[A-List] Arthur Andersen no more?
Michael.Keaney at mbs.fi
Mon Mar 11 02:28:41 MST 2002
>From this morning's FT.Com...
Arthur Andersen is said to be near sale to rival
By KURT EICHENWALD, The New York Times - March 11 2002 08:22
Arthur Andersen, facing the defection of employees and clients as it
struggles under the weight of a potential criminal indictment, is
negotiating to sell itself to another Big Five accounting firm, Deloitte
Touche Tohmatsu, and an announcement of a deal could come as soon as
this week, according to people involved in the discussions.
The negotiations by the two big accounting firms were said to have begun
in earnest last week, about the same time Andersen learned that it faced
potential indictment on obstruction of justice charges in the Enron
investigation as a result of the wide-scale destruction of documents
last fall in its Houston offices. The firm is now talking to prosecutors
to see if a resolution of the criminal case can be reached before an
indictment is made public, possibly as early as this week.
Terms of the potential deal with Deloitte are still fluid, people
involved in the discussions said, and no decision has yet been reached
on whether Andersen would be sold whole or in pieces. Either way, these
people said, the Andersen name is certain to disappear from the
accounting industry once the deal is done.
The talks have been taking place in New York, led primarily by the
firms' chief executives, Joseph F. Berardino from Andersen and James E.
Copeland Jr. from Deloitte. They have been joined by a handful of
partners from the two firms as well as legal and financial advisers.
Unlike most such negotiations, which turn primarily on price, the
discussions are focusing instead on the complex issue of how Deloitte
can avoid assuming the legal and financial liabilities Andersen faces
for its role in the Enron debacle.
In addition to confronting potential fines from criminal charges,
Andersen is also facing possible regulatory action by the Securities and
Exchange Commission as well as myriad lawsuits from companies and
individuals hurt by Enron's collapse. Enron, a Houston energy company,
was one of Andersen's largest clients. Andersen approved financial
statements that Enron ultimately said were unreliable.
Essentially, Deloitte is interested in acquiring Andersen without
contracting the problems that crippled its financial health and
threatened its survival. Deloitte clearly would not agree to any deal in
which it assumed Andersen's legal liabilities.

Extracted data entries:
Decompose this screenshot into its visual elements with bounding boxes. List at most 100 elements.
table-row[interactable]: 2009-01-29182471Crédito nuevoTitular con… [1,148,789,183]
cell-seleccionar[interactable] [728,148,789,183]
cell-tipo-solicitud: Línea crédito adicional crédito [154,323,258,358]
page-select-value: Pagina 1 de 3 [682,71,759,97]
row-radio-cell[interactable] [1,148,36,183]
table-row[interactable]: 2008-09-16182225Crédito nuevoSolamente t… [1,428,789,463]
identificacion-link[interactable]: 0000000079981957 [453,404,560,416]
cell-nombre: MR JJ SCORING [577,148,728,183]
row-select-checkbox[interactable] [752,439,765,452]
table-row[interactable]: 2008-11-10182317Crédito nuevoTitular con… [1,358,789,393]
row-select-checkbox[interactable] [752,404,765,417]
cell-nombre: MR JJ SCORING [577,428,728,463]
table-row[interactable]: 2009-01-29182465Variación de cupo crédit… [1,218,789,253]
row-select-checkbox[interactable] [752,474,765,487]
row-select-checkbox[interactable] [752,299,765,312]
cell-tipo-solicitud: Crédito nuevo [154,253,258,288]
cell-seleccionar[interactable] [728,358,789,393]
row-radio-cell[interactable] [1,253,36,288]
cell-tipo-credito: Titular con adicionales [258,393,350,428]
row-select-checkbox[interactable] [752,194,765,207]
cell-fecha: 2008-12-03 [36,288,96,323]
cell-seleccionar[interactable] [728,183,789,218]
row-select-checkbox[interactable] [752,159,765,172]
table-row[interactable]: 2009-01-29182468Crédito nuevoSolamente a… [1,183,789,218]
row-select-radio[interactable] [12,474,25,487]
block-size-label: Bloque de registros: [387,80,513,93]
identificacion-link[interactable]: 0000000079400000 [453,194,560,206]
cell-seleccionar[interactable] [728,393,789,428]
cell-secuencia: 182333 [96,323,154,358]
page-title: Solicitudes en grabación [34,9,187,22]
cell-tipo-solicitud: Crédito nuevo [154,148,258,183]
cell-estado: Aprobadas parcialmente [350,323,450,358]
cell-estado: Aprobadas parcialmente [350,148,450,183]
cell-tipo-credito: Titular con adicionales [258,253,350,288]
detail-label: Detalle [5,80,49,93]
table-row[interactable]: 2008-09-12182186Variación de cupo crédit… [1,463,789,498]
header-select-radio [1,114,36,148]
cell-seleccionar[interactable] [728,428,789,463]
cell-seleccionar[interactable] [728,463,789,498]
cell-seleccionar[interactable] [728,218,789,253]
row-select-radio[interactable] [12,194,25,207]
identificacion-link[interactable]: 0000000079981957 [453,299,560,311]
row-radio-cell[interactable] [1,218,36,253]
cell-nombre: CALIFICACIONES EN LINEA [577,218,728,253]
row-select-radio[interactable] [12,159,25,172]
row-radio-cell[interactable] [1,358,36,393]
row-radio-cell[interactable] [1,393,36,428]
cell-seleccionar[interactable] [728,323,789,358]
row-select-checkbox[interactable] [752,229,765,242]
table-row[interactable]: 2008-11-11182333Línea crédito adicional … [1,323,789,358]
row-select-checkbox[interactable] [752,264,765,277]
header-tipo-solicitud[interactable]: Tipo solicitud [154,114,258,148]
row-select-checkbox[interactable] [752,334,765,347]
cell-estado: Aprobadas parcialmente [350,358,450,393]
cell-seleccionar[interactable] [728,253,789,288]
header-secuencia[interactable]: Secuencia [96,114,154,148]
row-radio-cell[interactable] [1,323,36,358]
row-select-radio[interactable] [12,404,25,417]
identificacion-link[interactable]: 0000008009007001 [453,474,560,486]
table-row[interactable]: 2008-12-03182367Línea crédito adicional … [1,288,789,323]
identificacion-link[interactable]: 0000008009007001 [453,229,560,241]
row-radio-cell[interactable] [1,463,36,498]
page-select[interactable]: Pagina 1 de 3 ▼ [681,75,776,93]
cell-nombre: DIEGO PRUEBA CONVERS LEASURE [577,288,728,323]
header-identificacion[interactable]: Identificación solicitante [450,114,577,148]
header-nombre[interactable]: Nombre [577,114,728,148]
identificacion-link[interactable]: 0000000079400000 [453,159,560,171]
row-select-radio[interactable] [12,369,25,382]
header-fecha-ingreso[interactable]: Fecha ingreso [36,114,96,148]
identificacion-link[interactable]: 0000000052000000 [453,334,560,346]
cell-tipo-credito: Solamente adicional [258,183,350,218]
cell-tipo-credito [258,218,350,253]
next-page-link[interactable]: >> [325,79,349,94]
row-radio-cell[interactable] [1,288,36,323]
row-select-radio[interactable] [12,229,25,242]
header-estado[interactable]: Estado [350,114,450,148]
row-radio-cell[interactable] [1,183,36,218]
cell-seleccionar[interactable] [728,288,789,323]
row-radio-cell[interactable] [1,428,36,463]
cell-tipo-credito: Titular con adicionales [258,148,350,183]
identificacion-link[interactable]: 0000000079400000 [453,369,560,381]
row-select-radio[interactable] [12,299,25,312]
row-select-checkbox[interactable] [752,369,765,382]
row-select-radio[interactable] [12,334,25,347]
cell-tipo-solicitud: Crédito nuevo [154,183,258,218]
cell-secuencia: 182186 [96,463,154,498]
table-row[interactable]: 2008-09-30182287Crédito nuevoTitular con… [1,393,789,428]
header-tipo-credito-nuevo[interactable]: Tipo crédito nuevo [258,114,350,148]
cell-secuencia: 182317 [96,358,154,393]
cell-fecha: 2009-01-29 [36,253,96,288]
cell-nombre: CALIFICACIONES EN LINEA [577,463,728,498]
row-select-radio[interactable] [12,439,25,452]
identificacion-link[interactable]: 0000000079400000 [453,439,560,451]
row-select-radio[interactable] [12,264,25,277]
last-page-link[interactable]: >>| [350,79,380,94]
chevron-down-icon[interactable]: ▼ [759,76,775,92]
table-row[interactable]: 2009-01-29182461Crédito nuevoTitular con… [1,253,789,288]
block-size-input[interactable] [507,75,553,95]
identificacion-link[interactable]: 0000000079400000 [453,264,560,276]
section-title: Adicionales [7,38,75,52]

:: ACTIVITY ::
Continue the article about the talks on selling Arthur Andersen to Deloitte, picking up after its last sentence.

:: TASK OUTPUT ::
"The primary issue is how do you isolate" the United States liability,
one person with knowledge of the negotiations said. "There are a number
of strategies that have been gamed out to deal with that."
A possible solution is to arrange the deal as a sale of assets, rather
than as a merger or full acquisition, people involved said. Deloitte
might acquire all but Andersen's American operations, allowing that unit
to temporarily stand alone while negotiating a resolution of its Enron
Regardless of how a deal might be structured, people involved in the
talks said, some Andersen entity would have to continue to exist in the
United States for the purpose of negotiating that resolution and paying
fines and penalties. While Andersen's American operations could survive
as a stand-alone subsidiary of Deloitte, a number of other approaches
are also being examined.
"This is much more of a legal issue than a banking issue," one person
involved in the talks said.
Patrick Dorton, an Andersen spokesman, declined to comment on any
negotiations. "Andersen is considering many options to enable us to
continue to successfully serve our clients and promote the career
opportunities of our people," Mr. Dorton said. "We are committed to
making changes to our business that will restore the public's trust,
enhance the quality and independence of our audit practice and allow all
of our practices to thrive."
A spokesman for Deloitte, Paul Marinaccio, also declined to comment.
Deloitte "has been conducting ongoing scenario planning in response to
the current and projected state of the profession," Mr. Marinaccio said.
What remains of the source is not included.